Direction:
Reproduce all of the data exactly, with no line skipped.

--- START Stored data ---

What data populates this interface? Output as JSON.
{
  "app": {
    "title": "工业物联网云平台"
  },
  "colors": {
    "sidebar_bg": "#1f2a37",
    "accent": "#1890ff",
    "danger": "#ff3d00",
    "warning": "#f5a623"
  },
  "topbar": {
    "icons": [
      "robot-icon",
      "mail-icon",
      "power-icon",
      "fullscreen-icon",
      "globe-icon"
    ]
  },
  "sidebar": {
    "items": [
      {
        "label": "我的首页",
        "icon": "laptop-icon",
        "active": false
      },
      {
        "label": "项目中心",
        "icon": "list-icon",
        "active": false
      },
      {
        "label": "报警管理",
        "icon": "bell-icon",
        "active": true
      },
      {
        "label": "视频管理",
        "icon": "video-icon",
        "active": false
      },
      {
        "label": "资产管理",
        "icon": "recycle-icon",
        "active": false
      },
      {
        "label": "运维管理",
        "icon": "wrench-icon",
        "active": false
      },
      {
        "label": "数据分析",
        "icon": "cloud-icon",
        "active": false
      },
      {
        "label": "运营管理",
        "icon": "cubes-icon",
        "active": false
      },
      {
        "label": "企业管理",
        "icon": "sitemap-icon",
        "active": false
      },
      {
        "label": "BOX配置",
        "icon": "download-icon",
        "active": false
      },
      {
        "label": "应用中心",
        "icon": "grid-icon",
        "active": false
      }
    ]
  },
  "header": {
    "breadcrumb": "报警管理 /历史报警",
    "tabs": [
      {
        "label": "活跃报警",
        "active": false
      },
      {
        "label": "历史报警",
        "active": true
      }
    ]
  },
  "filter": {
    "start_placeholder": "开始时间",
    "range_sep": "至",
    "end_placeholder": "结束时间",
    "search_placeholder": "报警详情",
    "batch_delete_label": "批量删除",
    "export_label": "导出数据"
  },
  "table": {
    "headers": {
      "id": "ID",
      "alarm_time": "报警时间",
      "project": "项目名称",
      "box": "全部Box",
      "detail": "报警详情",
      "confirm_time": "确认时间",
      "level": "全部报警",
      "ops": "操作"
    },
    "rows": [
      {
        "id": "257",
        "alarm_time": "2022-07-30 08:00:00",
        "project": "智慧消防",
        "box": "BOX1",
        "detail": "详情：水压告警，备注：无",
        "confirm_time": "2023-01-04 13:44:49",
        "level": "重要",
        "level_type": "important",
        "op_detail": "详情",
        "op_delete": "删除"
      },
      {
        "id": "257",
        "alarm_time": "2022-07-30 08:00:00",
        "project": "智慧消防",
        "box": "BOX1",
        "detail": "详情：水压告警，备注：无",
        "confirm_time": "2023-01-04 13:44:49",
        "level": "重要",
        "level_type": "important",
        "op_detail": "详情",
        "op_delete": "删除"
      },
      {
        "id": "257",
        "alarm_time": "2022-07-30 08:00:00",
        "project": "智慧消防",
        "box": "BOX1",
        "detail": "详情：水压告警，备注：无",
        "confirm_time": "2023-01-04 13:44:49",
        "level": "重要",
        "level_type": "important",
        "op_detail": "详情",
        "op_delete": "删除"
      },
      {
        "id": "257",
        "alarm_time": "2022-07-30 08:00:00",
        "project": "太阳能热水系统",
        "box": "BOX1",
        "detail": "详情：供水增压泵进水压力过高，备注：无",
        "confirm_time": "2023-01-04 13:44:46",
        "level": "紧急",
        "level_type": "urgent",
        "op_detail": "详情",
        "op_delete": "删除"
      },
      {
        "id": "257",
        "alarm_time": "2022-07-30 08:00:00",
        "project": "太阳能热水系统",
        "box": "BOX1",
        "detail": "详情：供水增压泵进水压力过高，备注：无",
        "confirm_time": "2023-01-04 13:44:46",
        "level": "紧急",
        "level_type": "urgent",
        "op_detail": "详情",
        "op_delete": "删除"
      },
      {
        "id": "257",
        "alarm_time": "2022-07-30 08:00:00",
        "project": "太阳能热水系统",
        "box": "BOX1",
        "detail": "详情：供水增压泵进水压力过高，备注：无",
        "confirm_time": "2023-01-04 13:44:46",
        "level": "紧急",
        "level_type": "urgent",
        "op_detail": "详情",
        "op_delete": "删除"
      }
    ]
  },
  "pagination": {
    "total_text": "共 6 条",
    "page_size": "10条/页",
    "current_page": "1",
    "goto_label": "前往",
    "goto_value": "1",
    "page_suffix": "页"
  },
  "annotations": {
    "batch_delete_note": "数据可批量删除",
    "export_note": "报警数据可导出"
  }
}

--- END Stored data ---

Answer for this exercise:
What data populates this interface? Output as JSON.
{
  "app": {
    "title": "工业物联网云平台"
  },
  "colors": {
    "sidebar_bg": "#1f2a37",
    "accent": "#1890ff",
    "danger": "#ff3d00",
    "warning": "#f5a623"
  },
  "topbar": {
    "icons": [
      "robot-icon",
      "mail-icon",
      "power-icon",
      "fullscreen-icon",
      "globe-icon"
    ]
  },
  "sidebar": {
    "items": [
      {
        "label": "我的首页",
        "icon": "laptop-icon",
        "active": false
      },
      {
        "label": "项目中心",
        "icon": "list-icon",
        "active": false
      },
      {
        "label": "报警管理",
        "icon": "bell-icon",
        "active": true
      },
      {
        "label": "视频管理",
        "icon": "video-icon",
        "active": false
      },
      {
        "label": "资产管理",
        "icon": "recycle-icon",
        "active": false
      },
      {
        "label": "运维管理",
        "icon": "wrench-icon",
        "active": false
      },
      {
        "label": "数据分析",
        "icon": "cloud-icon",
        "active": false
      },
      {
        "label": "运营管理",
        "icon": "cubes-icon",
        "active": false
      },
      {
        "label": "企业管理",
        "icon": "sitemap-icon",
        "active": false
      },
      {
        "label": "BOX配置",
        "icon": "download-icon",
        "active": false
      },
      {
        "label": "应用中心",
        "icon": "grid-icon",
        "active": false
      }
    ]
  },
  "header": {
    "breadcrumb": "报警管理 /历史报警",
    "tabs": [
      {
        "label": "活跃报警",
        "active": false
      },
      {
        "label": "历史报警",
        "active": true
      }
    ]
  },
  "filter": {
    "start_placeholder": "开始时间",
    "range_sep": "至",
    "end_placeholder": "结束时间",
    "search_placeholder": "报警详情",
    "batch_delete_label": "批量删除",
    "export_label": "导出数据"
  },
  "table": {
    "headers": {
      "id": "ID",
      "alarm_time": "报警时间",
      "project": "项目名称",
      "box": "全部Box",
      "detail": "报警详情",
      "confirm_time": "确认时间",
      "level": "全部报警",
      "ops": "操作"
    },
    "rows": [
      {
        "id": "257",
        "alarm_time": "2022-07-30 08:00:00",
        "project": "智慧消防",
        "box": "BOX1",
        "detail": "详情：水压告警，备注：无",
        "confirm_time": "2023-01-04 13:44:49",
        "level": "重要",
        "level_type": "important",
        "op_detail": "详情",
        "op_delete": "删除"
      },
      {
        "id": "257",
        "alarm_time": "2022-07-30 08:00:00",
        "project": "智慧消防",
        "box": "BOX1",
        "detail": "详情：水压告警，备注：无",
        "confirm_time": "2023-01-04 13:44:49",
        "level": "重要",
        "level_type": "important",
        "op_detail": "详情",
        "op_delete": "删除"
      },
      {
        "id": "257",
        "alarm_time": "2022-07-30 08:00:00",
        "project": "智慧消防",
        "box": "BOX1",
        "detail": "详情：水压告警，备注：无",
        "confirm_time": "2023-01-04 13:44:49",
        "level": "重要",
        "level_type": "important",
        "op_detail": "详情",
        "op_delete": "删除"
      },
      {
        "id": "257",
        "alarm_time": "2022-07-30 08:00:00",
        "project": "太阳能热水系统",
        "box": "BOX1",
        "detail": "详情：供水增压泵进水压力过高，备注：无",
        "confirm_time": "2023-01-04 13:44:46",
        "level": "紧急",
        "level_type": "urgent",
        "op_detail": "详情",
        "op_delete": "删除"
      },
      {
        "id": "257",
        "alarm_time": "2022-07-30 08:00:00",
        "project": "太阳能热水系统",
        "box": "BOX1",
        "detail": "详情：供水增压泵进水压力过高，备注：无",
        "confirm_time": "2023-01-04 13:44:46",
        "level": "紧急",
        "level_type": "urgent",
        "op_detail": "详情",
        "op_delete": "删除"
      },
      {
        "id": "257",
        "alarm_time": "2022-07-30 08:00:00",
        "project": "太阳能热水系统",
        "box": "BOX1",
        "detail": "详情：供水增压泵进水压力过高，备注：无",
        "confirm_time": "2023-01-04 13:44:46",
        "level": "紧急",
        "level_type": "urgent",
        "op_detail": "详情",
        "op_delete": "删除"
      }
    ]
  },
  "pagination": {
    "total_text": "共 6 条",
    "page_size": "10条/页",
    "current_page": "1",
    "goto_label": "前往",
    "goto_value": "1",
    "page_suffix": "页"
  },
  "annotations": {
    "batch_delete_note": "数据可批量删除",
    "export_note": "报警数据可导出"
  }
}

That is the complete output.